● PROBLEM DETAILS: Below is some material; set it all down exactly, apart from the pictures.

● MATERIAL FOR THIS EXERCISE:
#####

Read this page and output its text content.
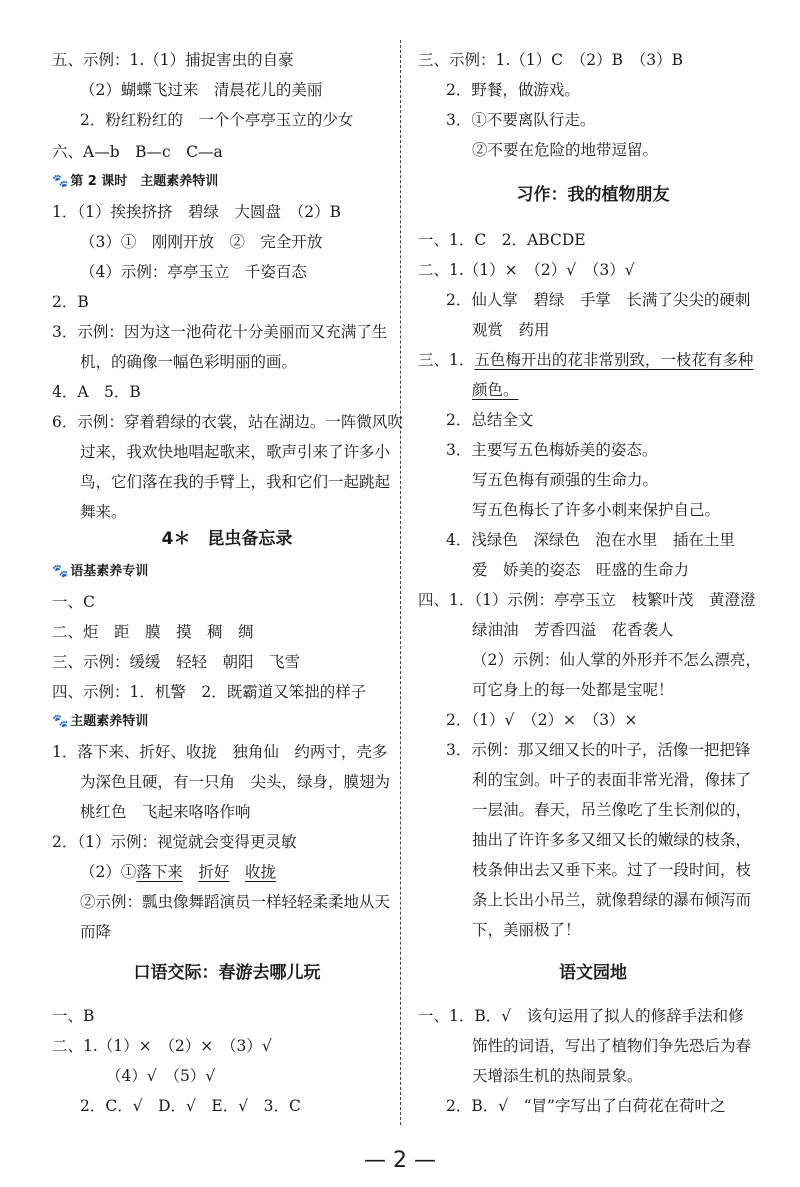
五、示例：1.（1）捕捉害虫的自豪
（2）蝴蝶飞过来　清晨花儿的美丽
2．粉红粉红的　一个个亭亭玉立的少女
六、A—b　B—c　C—a
🐾 第 2 课时　主题素养特训
1．（1）挨挨挤挤　碧绿　大圆盘　（2）B
（3）①　刚刚开放　②　完全开放
（4）示例：亭亭玉立　千姿百态
2．B
3．示例：因为这一池荷花十分美丽而又充满了生
机，的确像一幅色彩明丽的画。
4．A　5．B
6．示例：穿着碧绿的衣裳，站在湖边。一阵微风吹
过来，我欢快地唱起歌来，歌声引来了许多小
鸟，它们落在我的手臂上，我和它们一起跳起
舞来。
4＊　昆虫备忘录
🐾 语基素养专训
一、C
二、炬　距　膜　摸　稠　绸
三、示例：缓缓　轻轻　朝阳　飞雪
四、示例：1．机警　2．既霸道又笨拙的样子
🐾 主题素养特训
1．落下来、折好、收拢　独角仙　约两寸，壳多
为深色且硬，有一只角　尖头，绿身，膜翅为
桃红色　飞起来咯咯作响
2．（1）示例：视觉就会变得更灵敏
（2）①落下来　 折好　 收拢
②示例：瓢虫像舞蹈演员一样轻轻柔柔地从天
而降
口语交际：春游去哪儿玩
一、B
二、1.（1）×　（2）×　（3）√
（4）√　（5）√
2．C．√　D．√　E．√　3．C
三、示例：1.（1）C　（2）B　（3）B
2．野餐，做游戏。
3．①不要离队行走。
②不要在危险的地带逗留。
习作：我的植物朋友
一、1．C　2．ABCDE
二、1.（1）×　（2）√　（3）√
2．仙人掌　碧绿　手掌　长满了尖尖的硬刺
观赏　药用
三、1．五色梅开出的花非常别致，一枝花有多种
颜色。
2．总结全文
3．主要写五色梅娇美的姿态。
写五色梅有顽强的生命力。
写五色梅长了许多小刺来保护自己。
4．浅绿色　深绿色　泡在水里　插在土里
爱　娇美的姿态　旺盛的生命力
四、1．（1）示例：亭亭玉立　枝繁叶茂　黄澄澄
绿油油　芳香四溢　花香袭人
（2）示例：仙人掌的外形并不怎么漂亮，
可它身上的每一处都是宝呢！
2．（1）√　（2）×　（3）×
3．示例：那又细又长的叶子，活像一把把锋
利的宝剑。叶子的表面非常光滑，像抹了
一层油。春天，吊兰像吃了生长剂似的，
抽出了许许多多又细又长的嫩绿的枝条，
枝条伸出去又垂下来。过了一段时间，枝
条上长出小吊兰，就像碧绿的瀑布倾泻而
下，美丽极了！
语文园地
一、1．B．√　该句运用了拟人的修辞手法和修
饰性的词语，写出了植物们争先恐后为春
天增添生机的热闹景象。
2．B．√　“冒”字写出了白荷花在荷叶之
— 2 —
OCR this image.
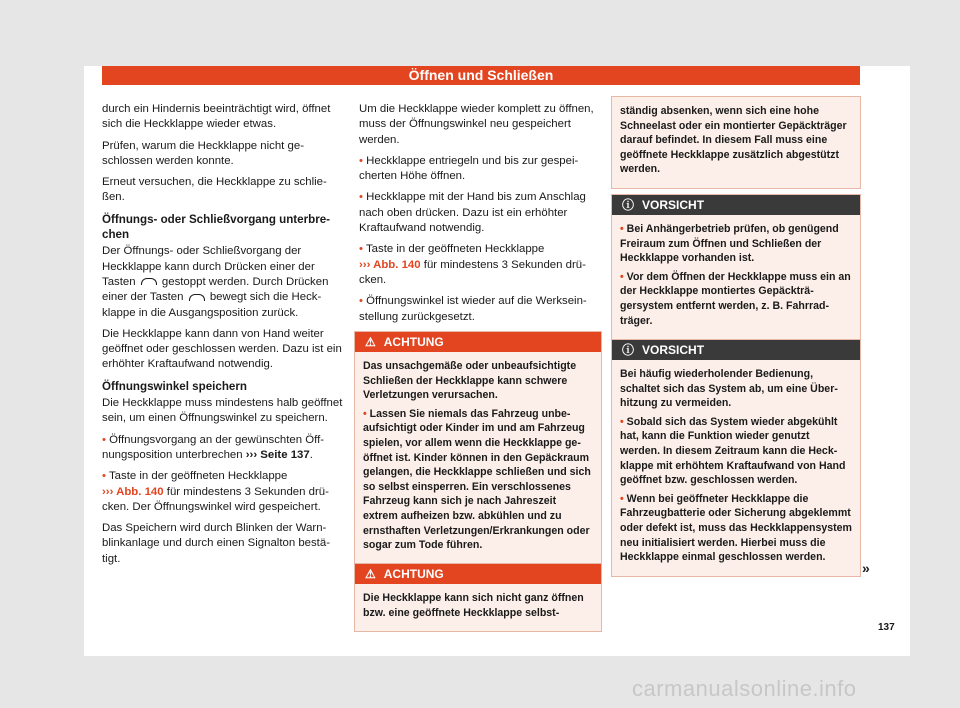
Öffnen und Schließen

durch ein Hindernis beeinträchtigt wird, öffnet sich die Heckklappe wieder etwas.

Prüfen, warum die Heckklappe nicht geschlossen werden konnte.

Erneut versuchen, die Heckklappe zu schließen.

Öffnungs- oder Schließvorgang unterbrechen

Der Öffnungs- oder Schließvorgang der Heckklappe kann durch Drücken einer der Tasten gestoppt werden. Durch Drücken einer der Tasten bewegt sich die Heckklappe in die Ausgangsposition zurück.

Die Heckklappe kann dann von Hand weiter geöffnet oder geschlossen werden. Dazu ist ein erhöhter Kraftaufwand notwendig.

Öffnungswinkel speichern

Die Heckklappe muss mindestens halb geöffnet sein, um einen Öffnungswinkel zu speichern.

• Öffnungsvorgang an der gewünschten Öffnungsposition unterbrechen ››› Seite 137.

• Taste in der geöffneten Heckklappe
››› Abb. 140 für mindestens 3 Sekunden drücken. Der Öffnungswinkel wird gespeichert.

Das Speichern wird durch Blinken der Warnblinkanlage und durch einen Signalton bestätigt.

Um die Heckklappe wieder komplett zu öffnen, muss der Öffnungswinkel neu gespeichert werden.

• Heckklappe entriegeln und bis zur gespeicherten Höhe öffnen.

• Heckklappe mit der Hand bis zum Anschlag nach oben drücken. Dazu ist ein erhöhter Kraftaufwand notwendig.

• Taste in der geöffneten Heckklappe
››› Abb. 140 für mindestens 3 Sekunden drücken.

• Öffnungswinkel ist wieder auf die Werkseinstellung zurückgesetzt.

⚠ ACHTUNG

Das unsachgemäße oder unbeaufsichtigte Schließen der Heckklappe kann schwere Verletzungen verursachen.

• Lassen Sie niemals das Fahrzeug unbeaufsichtigt oder Kinder im und am Fahrzeug spielen, vor allem wenn die Heckklappe geöffnet ist. Kinder können in den Gepäckraum gelangen, die Heckklappe schließen und sich so selbst einsperren. Ein verschlossenes Fahrzeug kann sich je nach Jahreszeit extrem aufheizen bzw. abkühlen und zu ernsthaften Verletzungen/Erkrankungen oder sogar zum Tode führen.

⚠ ACHTUNG

Die Heckklappe kann sich nicht ganz öffnen bzw. eine geöffnete Heckklappe selbst-

ständig absenken, wenn sich eine hohe Schneelast oder ein montierter Gepäckträger darauf befindet. In diesem Fall muss eine geöffnete Heckklappe zusätzlich abgestützt werden.

ⓘ VORSICHT

• Bei Anhängerbetrieb prüfen, ob genügend Freiraum zum Öffnen und Schließen der Heckklappe vorhanden ist.

• Vor dem Öffnen der Heckklappe muss ein an der Heckklappe montiertes Gepäckträgersystem entfernt werden, z. B. Fahrradträger.

ⓘ VORSICHT

Bei häufig wiederholender Bedienung, schaltet sich das System ab, um eine Überhitzung zu vermeiden.

• Sobald sich das System wieder abgekühlt hat, kann die Funktion wieder genutzt werden. In diesem Zeitraum kann die Heckklappe mit erhöhtem Kraftaufwand von Hand geöffnet bzw. geschlossen werden.

• Wenn bei geöffneter Heckklappe die Fahrzeugbatterie oder Sicherung abgeklemmt oder defekt ist, muss das Heckklappensystem neu initialisiert werden. Hierbei muss die Heckklappe einmal geschlossen werden.

»
137
carmanualsonline.info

#####

● EXERCISE SOLUTION:
Read this page and output its text content.
五、示例：1.（1）捕捉害虫的自豪
（2）蝴蝶飞过来　清晨花儿的美丽
2．粉红粉红的　一个个亭亭玉立的少女
六、A—b　B—c　C—a
🐾 第 2 课时　主题素养特训
1．（1）挨挨挤挤　碧绿　大圆盘　（2）B
（3）①　刚刚开放　②　完全开放
（4）示例：亭亭玉立　千姿百态
2．B
3．示例：因为这一池荷花十分美丽而又充满了生
机，的确像一幅色彩明丽的画。
4．A　5．B
6．示例：穿着碧绿的衣裳，站在湖边。一阵微风吹
过来，我欢快地唱起歌来，歌声引来了许多小
鸟，它们落在我的手臂上，我和它们一起跳起
舞来。
4＊　昆虫备忘录
🐾 语基素养专训
一、C
二、炬　距　膜　摸　稠　绸
三、示例：缓缓　轻轻　朝阳　飞雪
四、示例：1．机警　2．既霸道又笨拙的样子
🐾 主题素养特训
1．落下来、折好、收拢　独角仙　约两寸，壳多
为深色且硬，有一只角　尖头，绿身，膜翅为
桃红色　飞起来咯咯作响
2．（1）示例：视觉就会变得更灵敏
（2）①落下来　 折好　 收拢
②示例：瓢虫像舞蹈演员一样轻轻柔柔地从天
而降
口语交际：春游去哪儿玩
一、B
二、1.（1）×　（2）×　（3）√
（4）√　（5）√
2．C．√　D．√　E．√　3．C
三、示例：1.（1）C　（2）B　（3）B
2．野餐，做游戏。
3．①不要离队行走。
②不要在危险的地带逗留。
习作：我的植物朋友
一、1．C　2．ABCDE
二、1.（1）×　（2）√　（3）√
2．仙人掌　碧绿　手掌　长满了尖尖的硬刺
观赏　药用
三、1．五色梅开出的花非常别致，一枝花有多种
颜色。
2．总结全文
3．主要写五色梅娇美的姿态。
写五色梅有顽强的生命力。
写五色梅长了许多小刺来保护自己。
4．浅绿色　深绿色　泡在水里　插在土里
爱　娇美的姿态　旺盛的生命力
四、1．（1）示例：亭亭玉立　枝繁叶茂　黄澄澄
绿油油　芳香四溢　花香袭人
（2）示例：仙人掌的外形并不怎么漂亮，
可它身上的每一处都是宝呢！
2．（1）√　（2）×　（3）×
3．示例：那又细又长的叶子，活像一把把锋
利的宝剑。叶子的表面非常光滑，像抹了
一层油。春天，吊兰像吃了生长剂似的，
抽出了许许多多又细又长的嫩绿的枝条，
枝条伸出去又垂下来。过了一段时间，枝
条上长出小吊兰，就像碧绿的瀑布倾泻而
下，美丽极了！
语文园地
一、1．B．√　该句运用了拟人的修辞手法和修
饰性的词语，写出了植物们争先恐后为春
天增添生机的热闹景象。
2．B．√　“冒”字写出了白荷花在荷叶之
— 2 —
OCR this image.
Öffnen und Schließen

durch ein Hindernis beeinträchtigt wird, öffnet sich die Heckklappe wieder etwas.

Prüfen, warum die Heckklappe nicht geschlossen werden konnte.

Erneut versuchen, die Heckklappe zu schließen.

Öffnungs- oder Schließvorgang unterbrechen

Der Öffnungs- oder Schließvorgang der Heckklappe kann durch Drücken einer der Tasten gestoppt werden. Durch Drücken einer der Tasten bewegt sich die Heckklappe in die Ausgangsposition zurück.

Die Heckklappe kann dann von Hand weiter geöffnet oder geschlossen werden. Dazu ist ein erhöhter Kraftaufwand notwendig.

Öffnungswinkel speichern

Die Heckklappe muss mindestens halb geöffnet sein, um einen Öffnungswinkel zu speichern.

• Öffnungsvorgang an der gewünschten Öffnungsposition unterbrechen ››› Seite 137.

• Taste in der geöffneten Heckklappe
››› Abb. 140 für mindestens 3 Sekunden drücken. Der Öffnungswinkel wird gespeichert.

Das Speichern wird durch Blinken der Warnblinkanlage und durch einen Signalton bestätigt.

Um die Heckklappe wieder komplett zu öffnen, muss der Öffnungswinkel neu gespeichert werden.

• Heckklappe entriegeln und bis zur gespeicherten Höhe öffnen.

• Heckklappe mit der Hand bis zum Anschlag nach oben drücken. Dazu ist ein erhöhter Kraftaufwand notwendig.

• Taste in der geöffneten Heckklappe
››› Abb. 140 für mindestens 3 Sekunden drücken.

• Öffnungswinkel ist wieder auf die Werkseinstellung zurückgesetzt.

⚠ ACHTUNG

Das unsachgemäße oder unbeaufsichtigte Schließen der Heckklappe kann schwere Verletzungen verursachen.

• Lassen Sie niemals das Fahrzeug unbeaufsichtigt oder Kinder im und am Fahrzeug spielen, vor allem wenn die Heckklappe geöffnet ist. Kinder können in den Gepäckraum gelangen, die Heckklappe schließen und sich so selbst einsperren. Ein verschlossenes Fahrzeug kann sich je nach Jahreszeit extrem aufheizen bzw. abkühlen und zu ernsthaften Verletzungen/Erkrankungen oder sogar zum Tode führen.

⚠ ACHTUNG

Die Heckklappe kann sich nicht ganz öffnen bzw. eine geöffnete Heckklappe selbst-

ständig absenken, wenn sich eine hohe Schneelast oder ein montierter Gepäckträger darauf befindet. In diesem Fall muss eine geöffnete Heckklappe zusätzlich abgestützt werden.

ⓘ VORSICHT

• Bei Anhängerbetrieb prüfen, ob genügend Freiraum zum Öffnen und Schließen der Heckklappe vorhanden ist.

• Vor dem Öffnen der Heckklappe muss ein an der Heckklappe montiertes Gepäckträgersystem entfernt werden, z. B. Fahrradträger.

ⓘ VORSICHT

Bei häufig wiederholender Bedienung, schaltet sich das System ab, um eine Überhitzung zu vermeiden.

• Sobald sich das System wieder abgekühlt hat, kann die Funktion wieder genutzt werden. In diesem Zeitraum kann die Heckklappe mit erhöhtem Kraftaufwand von Hand geöffnet bzw. geschlossen werden.

• Wenn bei geöffneter Heckklappe die Fahrzeugbatterie oder Sicherung abgeklemmt oder defekt ist, muss das Heckklappensystem neu initialisiert werden. Hierbei muss die Heckklappe einmal geschlossen werden.

»
137
carmanualsonline.info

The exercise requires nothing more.